(Dataset items)
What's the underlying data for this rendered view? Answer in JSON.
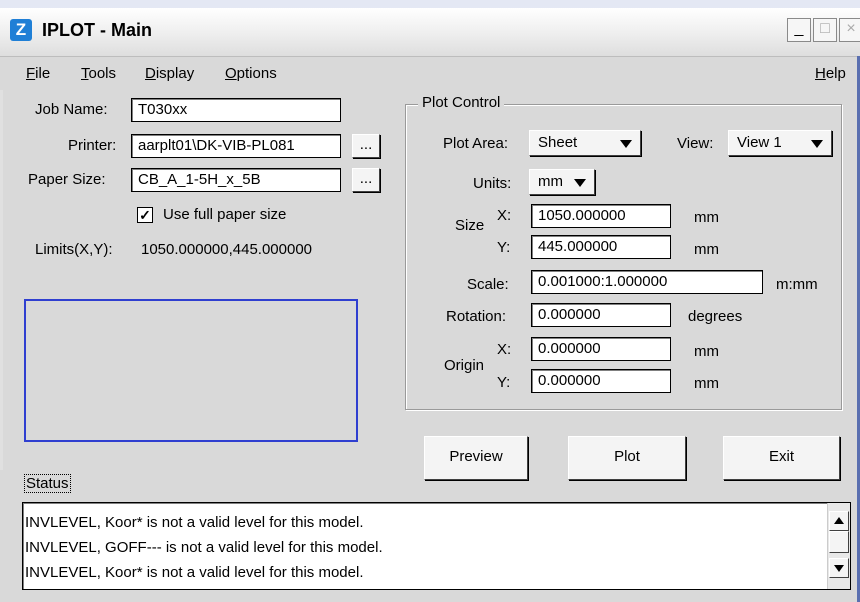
{
  "window": {
    "title": "IPLOT - Main",
    "icon_name": "iplot-app-icon",
    "icon_glyph": "Z",
    "controls": {
      "minimize": "_",
      "maximize": "□",
      "close": "×"
    }
  },
  "menu": {
    "file": "File",
    "tools": "Tools",
    "display": "Display",
    "options": "Options",
    "help": "Help"
  },
  "job": {
    "job_name_label": "Job Name:",
    "job_name_value": "T030xx",
    "printer_label": "Printer:",
    "printer_value": "aarplt01\\DK-VIB-PL081",
    "paper_size_label": "Paper Size:",
    "paper_size_value": "CB_A_1-5H_x_5B",
    "browse_label": "...",
    "use_full_paper_label": "Use full paper size",
    "use_full_paper_checked": true,
    "limits_label": "Limits(X,Y):",
    "limits_value": "1050.000000,445.000000"
  },
  "plot_control": {
    "title": "Plot Control",
    "plot_area_label": "Plot Area:",
    "plot_area_value": "Sheet",
    "view_label": "View:",
    "view_value": "View 1",
    "units_label": "Units:",
    "units_value": "mm",
    "size_label": "Size",
    "x_label": "X:",
    "y_label": "Y:",
    "size_x": "1050.000000",
    "size_y": "445.000000",
    "size_unit": "mm",
    "scale_label": "Scale:",
    "scale_value": "0.001000:1.000000",
    "scale_unit": "m:mm",
    "rotation_label": "Rotation:",
    "rotation_value": "0.000000",
    "rotation_unit": "degrees",
    "origin_label": "Origin",
    "origin_x": "0.000000",
    "origin_y": "0.000000",
    "origin_unit": "mm"
  },
  "buttons": {
    "preview": "Preview",
    "plot": "Plot",
    "exit": "Exit"
  },
  "status": {
    "label": "Status",
    "lines": [
      "INVLEVEL, Koor* is not a valid level for this model.",
      "INVLEVEL, GOFF--- is not a valid level for this model.",
      "INVLEVEL, Koor* is not a valid level for this model."
    ]
  }
}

• **Prompt**: Copy every record above exactly, leaving out any pictures.

• **Answer to this task**:
What's the underlying data for this rendered view? Answer in JSON.
{
  "window": {
    "title": "IPLOT - Main",
    "icon_name": "iplot-app-icon",
    "icon_glyph": "Z",
    "controls": {
      "minimize": "_",
      "maximize": "□",
      "close": "×"
    }
  },
  "menu": {
    "file": "File",
    "tools": "Tools",
    "display": "Display",
    "options": "Options",
    "help": "Help"
  },
  "job": {
    "job_name_label": "Job Name:",
    "job_name_value": "T030xx",
    "printer_label": "Printer:",
    "printer_value": "aarplt01\\DK-VIB-PL081",
    "paper_size_label": "Paper Size:",
    "paper_size_value": "CB_A_1-5H_x_5B",
    "browse_label": "...",
    "use_full_paper_label": "Use full paper size",
    "use_full_paper_checked": true,
    "limits_label": "Limits(X,Y):",
    "limits_value": "1050.000000,445.000000"
  },
  "plot_control": {
    "title": "Plot Control",
    "plot_area_label": "Plot Area:",
    "plot_area_value": "Sheet",
    "view_label": "View:",
    "view_value": "View 1",
    "units_label": "Units:",
    "units_value": "mm",
    "size_label": "Size",
    "x_label": "X:",
    "y_label": "Y:",
    "size_x": "1050.000000",
    "size_y": "445.000000",
    "size_unit": "mm",
    "scale_label": "Scale:",
    "scale_value": "0.001000:1.000000",
    "scale_unit": "m:mm",
    "rotation_label": "Rotation:",
    "rotation_value": "0.000000",
    "rotation_unit": "degrees",
    "origin_label": "Origin",
    "origin_x": "0.000000",
    "origin_y": "0.000000",
    "origin_unit": "mm"
  },
  "buttons": {
    "preview": "Preview",
    "plot": "Plot",
    "exit": "Exit"
  },
  "status": {
    "label": "Status",
    "lines": [
      "INVLEVEL, Koor* is not a valid level for this model.",
      "INVLEVEL, GOFF--- is not a valid level for this model.",
      "INVLEVEL, Koor* is not a valid level for this model."
    ]
  }
}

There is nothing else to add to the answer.